--- start Raw data ---

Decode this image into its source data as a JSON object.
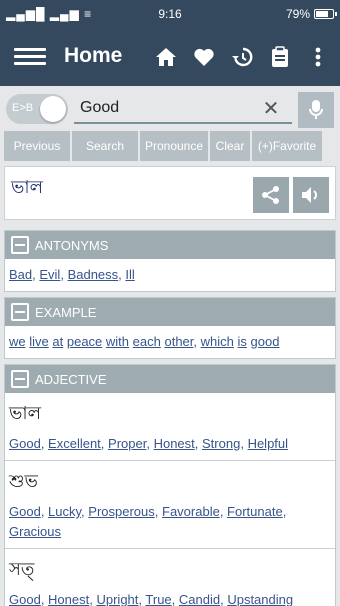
{
  "status": {
    "signal": "▂▄▆█ ▂▄▆ ≡",
    "time": "9:16",
    "battery": "79%",
    "battery_level": 0.79
  },
  "appbar": {
    "title": "Home"
  },
  "search": {
    "mode": "E>B",
    "value": "Good"
  },
  "buttons": [
    "Previous",
    "Search",
    "Pronounce",
    "Clear",
    "(+)Favorite"
  ],
  "word": {
    "bengali": "ভাল"
  },
  "antonyms": {
    "title": "ANTONYMS",
    "items": [
      "Bad",
      "Evil",
      "Badness",
      "Ill"
    ]
  },
  "example": {
    "title": "EXAMPLE",
    "items": [
      "we",
      "live",
      "at",
      "peace",
      "with",
      "each",
      "other",
      "which",
      "is",
      "good"
    ]
  },
  "adjective": {
    "title": "ADJECTIVE",
    "entries": [
      {
        "word": "ভাল",
        "items": [
          "Good",
          "Excellent",
          "Proper",
          "Honest",
          "Strong",
          "Helpful"
        ]
      },
      {
        "word": "শুভ",
        "items": [
          "Lucky",
          "Prosperous",
          "Favorable",
          "Fortunate",
          "Gracious"
        ],
        "lead": "Good"
      },
      {
        "word": "সত্",
        "items": [
          "Good",
          "Honest",
          "Upright",
          "True",
          "Candid",
          "Upstanding"
        ]
      }
    ]
  }
}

--- end Raw data ---

To be done:
Copy all of the entries verbatim, leaving out any pictures they contain.

Response:
Decode this image into its source data as a JSON object.
{
  "status": {
    "signal": "▂▄▆█ ▂▄▆ ≡",
    "time": "9:16",
    "battery": "79%",
    "battery_level": 0.79
  },
  "appbar": {
    "title": "Home"
  },
  "search": {
    "mode": "E>B",
    "value": "Good"
  },
  "buttons": [
    "Previous",
    "Search",
    "Pronounce",
    "Clear",
    "(+)Favorite"
  ],
  "word": {
    "bengali": "ভাল"
  },
  "antonyms": {
    "title": "ANTONYMS",
    "items": [
      "Bad",
      "Evil",
      "Badness",
      "Ill"
    ]
  },
  "example": {
    "title": "EXAMPLE",
    "items": [
      "we",
      "live",
      "at",
      "peace",
      "with",
      "each",
      "other",
      "which",
      "is",
      "good"
    ]
  },
  "adjective": {
    "title": "ADJECTIVE",
    "entries": [
      {
        "word": "ভাল",
        "items": [
          "Good",
          "Excellent",
          "Proper",
          "Honest",
          "Strong",
          "Helpful"
        ]
      },
      {
        "word": "শুভ",
        "items": [
          "Lucky",
          "Prosperous",
          "Favorable",
          "Fortunate",
          "Gracious"
        ],
        "lead": "Good"
      },
      {
        "word": "সত্",
        "items": [
          "Good",
          "Honest",
          "Upright",
          "True",
          "Candid",
          "Upstanding"
        ]
      }
    ]
  }
}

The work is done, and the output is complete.